WHAT YOU ARE ASKED TO DO: Type out every line below exactly as it reads.

THE RECORDS start

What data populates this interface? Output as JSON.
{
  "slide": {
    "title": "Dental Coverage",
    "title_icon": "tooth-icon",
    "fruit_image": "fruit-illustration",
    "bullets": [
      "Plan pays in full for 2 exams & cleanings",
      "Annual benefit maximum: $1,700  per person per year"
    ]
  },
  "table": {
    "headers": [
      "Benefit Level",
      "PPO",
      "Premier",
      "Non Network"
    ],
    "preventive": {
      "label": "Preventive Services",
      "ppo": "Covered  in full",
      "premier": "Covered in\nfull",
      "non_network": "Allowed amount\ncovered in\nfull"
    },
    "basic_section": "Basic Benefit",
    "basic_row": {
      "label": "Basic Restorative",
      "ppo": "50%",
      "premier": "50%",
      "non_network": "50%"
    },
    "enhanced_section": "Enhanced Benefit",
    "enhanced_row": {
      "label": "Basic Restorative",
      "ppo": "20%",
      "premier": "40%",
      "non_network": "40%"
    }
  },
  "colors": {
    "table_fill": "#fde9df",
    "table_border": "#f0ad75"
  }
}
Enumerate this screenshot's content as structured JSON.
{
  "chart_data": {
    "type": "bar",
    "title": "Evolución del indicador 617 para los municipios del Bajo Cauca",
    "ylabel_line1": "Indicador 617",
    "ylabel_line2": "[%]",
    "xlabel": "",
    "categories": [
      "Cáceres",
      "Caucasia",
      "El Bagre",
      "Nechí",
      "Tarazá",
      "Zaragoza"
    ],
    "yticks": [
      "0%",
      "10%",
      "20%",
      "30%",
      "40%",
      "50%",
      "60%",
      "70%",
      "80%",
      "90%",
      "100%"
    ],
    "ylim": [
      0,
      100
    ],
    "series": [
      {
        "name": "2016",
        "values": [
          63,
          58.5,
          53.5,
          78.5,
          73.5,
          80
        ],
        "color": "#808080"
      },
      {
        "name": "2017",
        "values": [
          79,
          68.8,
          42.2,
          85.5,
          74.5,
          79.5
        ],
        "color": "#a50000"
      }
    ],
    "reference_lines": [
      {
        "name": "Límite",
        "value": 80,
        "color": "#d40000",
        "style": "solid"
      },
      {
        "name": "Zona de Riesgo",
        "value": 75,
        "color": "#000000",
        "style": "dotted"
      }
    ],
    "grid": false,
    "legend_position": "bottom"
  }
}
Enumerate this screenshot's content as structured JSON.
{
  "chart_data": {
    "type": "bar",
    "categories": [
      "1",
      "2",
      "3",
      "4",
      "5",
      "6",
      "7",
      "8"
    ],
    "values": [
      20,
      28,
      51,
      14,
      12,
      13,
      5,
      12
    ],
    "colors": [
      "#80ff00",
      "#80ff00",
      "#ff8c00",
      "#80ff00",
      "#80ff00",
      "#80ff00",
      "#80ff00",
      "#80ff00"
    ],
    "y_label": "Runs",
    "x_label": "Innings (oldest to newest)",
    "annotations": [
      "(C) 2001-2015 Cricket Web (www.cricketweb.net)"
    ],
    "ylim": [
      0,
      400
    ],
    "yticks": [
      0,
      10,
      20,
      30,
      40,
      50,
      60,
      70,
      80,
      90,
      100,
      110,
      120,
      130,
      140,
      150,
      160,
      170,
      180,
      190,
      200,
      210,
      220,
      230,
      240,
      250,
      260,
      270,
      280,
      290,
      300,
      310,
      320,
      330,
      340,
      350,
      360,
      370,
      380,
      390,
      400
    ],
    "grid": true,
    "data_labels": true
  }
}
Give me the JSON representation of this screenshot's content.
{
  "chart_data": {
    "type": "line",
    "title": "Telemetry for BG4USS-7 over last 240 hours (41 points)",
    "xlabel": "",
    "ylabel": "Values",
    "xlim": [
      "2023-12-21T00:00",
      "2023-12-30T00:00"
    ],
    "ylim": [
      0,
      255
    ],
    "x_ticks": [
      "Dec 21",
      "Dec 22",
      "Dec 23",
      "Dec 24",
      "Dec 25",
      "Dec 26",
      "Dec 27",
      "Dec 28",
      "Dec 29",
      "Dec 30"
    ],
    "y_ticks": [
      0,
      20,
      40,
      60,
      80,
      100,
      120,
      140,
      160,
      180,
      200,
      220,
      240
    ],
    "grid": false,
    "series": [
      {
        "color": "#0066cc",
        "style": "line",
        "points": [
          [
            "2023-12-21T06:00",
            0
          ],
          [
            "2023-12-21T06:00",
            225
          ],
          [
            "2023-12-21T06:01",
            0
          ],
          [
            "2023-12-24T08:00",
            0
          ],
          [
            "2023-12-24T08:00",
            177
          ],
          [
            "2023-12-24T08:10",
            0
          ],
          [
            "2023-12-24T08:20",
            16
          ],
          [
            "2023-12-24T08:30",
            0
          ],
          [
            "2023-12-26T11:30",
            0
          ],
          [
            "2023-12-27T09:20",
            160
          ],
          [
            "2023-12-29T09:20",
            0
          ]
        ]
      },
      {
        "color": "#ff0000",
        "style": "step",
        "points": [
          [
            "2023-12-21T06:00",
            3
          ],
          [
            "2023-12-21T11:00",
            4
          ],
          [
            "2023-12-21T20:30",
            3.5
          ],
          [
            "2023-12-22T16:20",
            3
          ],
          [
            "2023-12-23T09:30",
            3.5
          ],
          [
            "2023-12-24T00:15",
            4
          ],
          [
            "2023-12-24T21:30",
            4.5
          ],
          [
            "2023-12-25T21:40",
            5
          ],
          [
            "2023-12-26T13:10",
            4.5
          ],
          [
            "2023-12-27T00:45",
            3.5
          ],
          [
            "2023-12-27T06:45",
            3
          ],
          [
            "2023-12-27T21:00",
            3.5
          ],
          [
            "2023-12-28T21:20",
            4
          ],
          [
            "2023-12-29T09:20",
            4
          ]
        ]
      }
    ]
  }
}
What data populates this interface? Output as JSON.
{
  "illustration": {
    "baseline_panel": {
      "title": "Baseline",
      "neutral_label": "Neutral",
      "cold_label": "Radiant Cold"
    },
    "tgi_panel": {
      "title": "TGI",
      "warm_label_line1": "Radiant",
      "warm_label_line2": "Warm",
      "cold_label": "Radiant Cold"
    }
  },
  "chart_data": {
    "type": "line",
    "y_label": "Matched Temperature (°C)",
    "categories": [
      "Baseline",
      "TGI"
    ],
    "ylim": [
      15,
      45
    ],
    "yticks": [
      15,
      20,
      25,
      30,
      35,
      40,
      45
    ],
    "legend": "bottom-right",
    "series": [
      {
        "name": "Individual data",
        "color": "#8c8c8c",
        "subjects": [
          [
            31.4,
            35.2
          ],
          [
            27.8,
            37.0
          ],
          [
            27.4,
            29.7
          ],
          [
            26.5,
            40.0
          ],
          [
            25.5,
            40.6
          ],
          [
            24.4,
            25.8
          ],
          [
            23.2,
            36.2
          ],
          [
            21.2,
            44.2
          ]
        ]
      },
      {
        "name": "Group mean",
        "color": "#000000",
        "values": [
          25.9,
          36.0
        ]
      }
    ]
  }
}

THE RECORDS end

RESULT:
What data populates this interface? Output as JSON.
{
  "slide": {
    "title": "Dental Coverage",
    "title_icon": "tooth-icon",
    "fruit_image": "fruit-illustration",
    "bullets": [
      "Plan pays in full for 2 exams & cleanings",
      "Annual benefit maximum: $1,700  per person per year"
    ]
  },
  "table": {
    "headers": [
      "Benefit Level",
      "PPO",
      "Premier",
      "Non Network"
    ],
    "preventive": {
      "label": "Preventive Services",
      "ppo": "Covered  in full",
      "premier": "Covered in\nfull",
      "non_network": "Allowed amount\ncovered in\nfull"
    },
    "basic_section": "Basic Benefit",
    "basic_row": {
      "label": "Basic Restorative",
      "ppo": "50%",
      "premier": "50%",
      "non_network": "50%"
    },
    "enhanced_section": "Enhanced Benefit",
    "enhanced_row": {
      "label": "Basic Restorative",
      "ppo": "20%",
      "premier": "40%",
      "non_network": "40%"
    }
  },
  "colors": {
    "table_fill": "#fde9df",
    "table_border": "#f0ad75"
  }
}
Enumerate this screenshot's content as structured JSON.
{
  "chart_data": {
    "type": "bar",
    "title": "Evolución del indicador 617 para los municipios del Bajo Cauca",
    "ylabel_line1": "Indicador 617",
    "ylabel_line2": "[%]",
    "xlabel": "",
    "categories": [
      "Cáceres",
      "Caucasia",
      "El Bagre",
      "Nechí",
      "Tarazá",
      "Zaragoza"
    ],
    "yticks": [
      "0%",
      "10%",
      "20%",
      "30%",
      "40%",
      "50%",
      "60%",
      "70%",
      "80%",
      "90%",
      "100%"
    ],
    "ylim": [
      0,
      100
    ],
    "series": [
      {
        "name": "2016",
        "values": [
          63,
          58.5,
          53.5,
          78.5,
          73.5,
          80
        ],
        "color": "#808080"
      },
      {
        "name": "2017",
        "values": [
          79,
          68.8,
          42.2,
          85.5,
          74.5,
          79.5
        ],
        "color": "#a50000"
      }
    ],
    "reference_lines": [
      {
        "name": "Límite",
        "value": 80,
        "color": "#d40000",
        "style": "solid"
      },
      {
        "name": "Zona de Riesgo",
        "value": 75,
        "color": "#000000",
        "style": "dotted"
      }
    ],
    "grid": false,
    "legend_position": "bottom"
  }
}
Enumerate this screenshot's content as structured JSON.
{
  "chart_data": {
    "type": "bar",
    "categories": [
      "1",
      "2",
      "3",
      "4",
      "5",
      "6",
      "7",
      "8"
    ],
    "values": [
      20,
      28,
      51,
      14,
      12,
      13,
      5,
      12
    ],
    "colors": [
      "#80ff00",
      "#80ff00",
      "#ff8c00",
      "#80ff00",
      "#80ff00",
      "#80ff00",
      "#80ff00",
      "#80ff00"
    ],
    "y_label": "Runs",
    "x_label": "Innings (oldest to newest)",
    "annotations": [
      "(C) 2001-2015 Cricket Web (www.cricketweb.net)"
    ],
    "ylim": [
      0,
      400
    ],
    "yticks": [
      0,
      10,
      20,
      30,
      40,
      50,
      60,
      70,
      80,
      90,
      100,
      110,
      120,
      130,
      140,
      150,
      160,
      170,
      180,
      190,
      200,
      210,
      220,
      230,
      240,
      250,
      260,
      270,
      280,
      290,
      300,
      310,
      320,
      330,
      340,
      350,
      360,
      370,
      380,
      390,
      400
    ],
    "grid": true,
    "data_labels": true
  }
}
Give me the JSON representation of this screenshot's content.
{
  "chart_data": {
    "type": "line",
    "title": "Telemetry for BG4USS-7 over last 240 hours (41 points)",
    "xlabel": "",
    "ylabel": "Values",
    "xlim": [
      "2023-12-21T00:00",
      "2023-12-30T00:00"
    ],
    "ylim": [
      0,
      255
    ],
    "x_ticks": [
      "Dec 21",
      "Dec 22",
      "Dec 23",
      "Dec 24",
      "Dec 25",
      "Dec 26",
      "Dec 27",
      "Dec 28",
      "Dec 29",
      "Dec 30"
    ],
    "y_ticks": [
      0,
      20,
      40,
      60,
      80,
      100,
      120,
      140,
      160,
      180,
      200,
      220,
      240
    ],
    "grid": false,
    "series": [
      {
        "color": "#0066cc",
        "style": "line",
        "points": [
          [
            "2023-12-21T06:00",
            0
          ],
          [
            "2023-12-21T06:00",
            225
          ],
          [
            "2023-12-21T06:01",
            0
          ],
          [
            "2023-12-24T08:00",
            0
          ],
          [
            "2023-12-24T08:00",
            177
          ],
          [
            "2023-12-24T08:10",
            0
          ],
          [
            "2023-12-24T08:20",
            16
          ],
          [
            "2023-12-24T08:30",
            0
          ],
          [
            "2023-12-26T11:30",
            0
          ],
          [
            "2023-12-27T09:20",
            160
          ],
          [
            "2023-12-29T09:20",
            0
          ]
        ]
      },
      {
        "color": "#ff0000",
        "style": "step",
        "points": [
          [
            "2023-12-21T06:00",
            3
          ],
          [
            "2023-12-21T11:00",
            4
          ],
          [
            "2023-12-21T20:30",
            3.5
          ],
          [
            "2023-12-22T16:20",
            3
          ],
          [
            "2023-12-23T09:30",
            3.5
          ],
          [
            "2023-12-24T00:15",
            4
          ],
          [
            "2023-12-24T21:30",
            4.5
          ],
          [
            "2023-12-25T21:40",
            5
          ],
          [
            "2023-12-26T13:10",
            4.5
          ],
          [
            "2023-12-27T00:45",
            3.5
          ],
          [
            "2023-12-27T06:45",
            3
          ],
          [
            "2023-12-27T21:00",
            3.5
          ],
          [
            "2023-12-28T21:20",
            4
          ],
          [
            "2023-12-29T09:20",
            4
          ]
        ]
      }
    ]
  }
}
What data populates this interface? Output as JSON.
{
  "illustration": {
    "baseline_panel": {
      "title": "Baseline",
      "neutral_label": "Neutral",
      "cold_label": "Radiant Cold"
    },
    "tgi_panel": {
      "title": "TGI",
      "warm_label_line1": "Radiant",
      "warm_label_line2": "Warm",
      "cold_label": "Radiant Cold"
    }
  },
  "chart_data": {
    "type": "line",
    "y_label": "Matched Temperature (°C)",
    "categories": [
      "Baseline",
      "TGI"
    ],
    "ylim": [
      15,
      45
    ],
    "yticks": [
      15,
      20,
      25,
      30,
      35,
      40,
      45
    ],
    "legend": "bottom-right",
    "series": [
      {
        "name": "Individual data",
        "color": "#8c8c8c",
        "subjects": [
          [
            31.4,
            35.2
          ],
          [
            27.8,
            37.0
          ],
          [
            27.4,
            29.7
          ],
          [
            26.5,
            40.0
          ],
          [
            25.5,
            40.6
          ],
          [
            24.4,
            25.8
          ],
          [
            23.2,
            36.2
          ],
          [
            21.2,
            44.2
          ]
        ]
      },
      {
        "name": "Group mean",
        "color": "#000000",
        "values": [
          25.9,
          36.0
        ]
      }
    ]
  }
}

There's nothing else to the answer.